Data items:
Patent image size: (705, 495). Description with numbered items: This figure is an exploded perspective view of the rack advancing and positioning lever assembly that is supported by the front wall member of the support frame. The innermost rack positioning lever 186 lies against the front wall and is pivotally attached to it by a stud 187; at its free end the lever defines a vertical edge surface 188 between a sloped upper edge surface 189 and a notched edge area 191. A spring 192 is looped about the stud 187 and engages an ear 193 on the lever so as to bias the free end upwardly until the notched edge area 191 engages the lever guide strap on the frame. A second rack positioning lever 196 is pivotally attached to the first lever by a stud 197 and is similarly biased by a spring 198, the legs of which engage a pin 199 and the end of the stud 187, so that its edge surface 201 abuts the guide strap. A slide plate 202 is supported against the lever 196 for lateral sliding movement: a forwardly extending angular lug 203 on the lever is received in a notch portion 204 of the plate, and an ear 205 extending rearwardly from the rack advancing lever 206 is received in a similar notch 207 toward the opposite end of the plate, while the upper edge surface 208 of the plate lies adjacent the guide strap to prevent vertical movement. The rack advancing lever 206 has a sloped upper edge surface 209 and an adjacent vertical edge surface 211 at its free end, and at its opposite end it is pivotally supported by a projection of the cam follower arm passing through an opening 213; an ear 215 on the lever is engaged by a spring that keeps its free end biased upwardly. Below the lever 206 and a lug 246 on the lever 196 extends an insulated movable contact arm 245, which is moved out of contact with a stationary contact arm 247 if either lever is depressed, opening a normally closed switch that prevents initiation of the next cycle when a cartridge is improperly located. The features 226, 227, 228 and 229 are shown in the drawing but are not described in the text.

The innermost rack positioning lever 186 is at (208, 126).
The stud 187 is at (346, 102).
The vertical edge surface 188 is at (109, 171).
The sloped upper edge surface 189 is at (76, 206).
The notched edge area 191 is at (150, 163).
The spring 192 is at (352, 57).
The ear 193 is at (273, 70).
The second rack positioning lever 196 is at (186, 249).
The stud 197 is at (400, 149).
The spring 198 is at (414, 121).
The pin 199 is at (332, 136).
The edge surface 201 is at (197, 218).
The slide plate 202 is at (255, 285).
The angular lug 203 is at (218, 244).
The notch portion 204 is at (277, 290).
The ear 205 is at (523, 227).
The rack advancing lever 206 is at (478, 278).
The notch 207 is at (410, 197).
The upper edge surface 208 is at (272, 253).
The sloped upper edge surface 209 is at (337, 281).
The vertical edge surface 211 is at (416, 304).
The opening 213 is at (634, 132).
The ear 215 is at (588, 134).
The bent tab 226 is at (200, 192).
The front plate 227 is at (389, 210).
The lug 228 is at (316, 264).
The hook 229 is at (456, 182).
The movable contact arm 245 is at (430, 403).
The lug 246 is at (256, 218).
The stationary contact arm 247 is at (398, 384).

# PROBLEM
Edit the items above by replacing "front wall member" with "front panel member", and leave everything else unchanged.

# EXERCISE RESULT
Patent image size: (705, 495). Description with numbered items: This figure is an exploded perspective view of the rack advancing and positioning lever assembly that is supported by the front panel member of the support frame. The innermost rack positioning lever 186 lies against the front wall and is pivotally attached to it by a stud 187; at its free end the lever defines a vertical edge surface 188 between a sloped upper edge surface 189 and a notched edge area 191. A spring 192 is looped about the stud 187 and engages an ear 193 on the lever so as to bias the free end upwardly until the notched edge area 191 engages the lever guide strap on the frame. A second rack positioning lever 196 is pivotally attached to the first lever by a stud 197 and is similarly biased by a spring 198, the legs of which engage a pin 199 and the end of the stud 187, so that its edge surface 201 abuts the guide strap. A slide plate 202 is supported against the lever 196 for lateral sliding movement: a forwardly extending angular lug 203 on the lever is received in a notch portion 204 of the plate, and an ear 205 extending rearwardly from the rack advancing lever 206 is received in a similar notch 207 toward the opposite end of the plate, while the upper edge surface 208 of the plate lies adjacent the guide strap to prevent vertical movement. The rack advancing lever 206 has a sloped upper edge surface 209 and an adjacent vertical edge surface 211 at its free end, and at its opposite end it is pivotally supported by a projection of the cam follower arm passing through an opening 213; an ear 215 on the lever is engaged by a spring that keeps its free end biased upwardly. Below the lever 206 and a lug 246 on the lever 196 extends an insulated movable contact arm 245, which is moved out of contact with a stationary contact arm 247 if either lever is depressed, opening a normally closed switch that prevents initiation of the next cycle when a cartridge is improperly located. The features 226, 227, 228 and 229 are shown in the drawing but are not described in the text.

The innermost rack positioning lever 186 is at (208, 126).
The stud 187 is at (346, 102).
The vertical edge surface 188 is at (109, 171).
The sloped upper edge surface 189 is at (76, 206).
The notched edge area 191 is at (150, 163).
The spring 192 is at (352, 57).
The ear 193 is at (273, 70).
The second rack positioning lever 196 is at (186, 249).
The stud 197 is at (400, 149).
The spring 198 is at (414, 121).
The pin 199 is at (332, 136).
The edge surface 201 is at (197, 218).
The slide plate 202 is at (255, 285).
The angular lug 203 is at (218, 244).
The notch portion 204 is at (277, 290).
The ear 205 is at (523, 227).
The rack advancing lever 206 is at (478, 278).
The notch 207 is at (410, 197).
The upper edge surface 208 is at (272, 253).
The sloped upper edge surface 209 is at (337, 281).
The vertical edge surface 211 is at (416, 304).
The opening 213 is at (634, 132).
The ear 215 is at (588, 134).
The bent tab 226 is at (200, 192).
The front plate 227 is at (389, 210).
The lug 228 is at (316, 264).
The hook 229 is at (456, 182).
The movable contact arm 245 is at (430, 403).
The lug 246 is at (256, 218).
The stationary contact arm 247 is at (398, 384).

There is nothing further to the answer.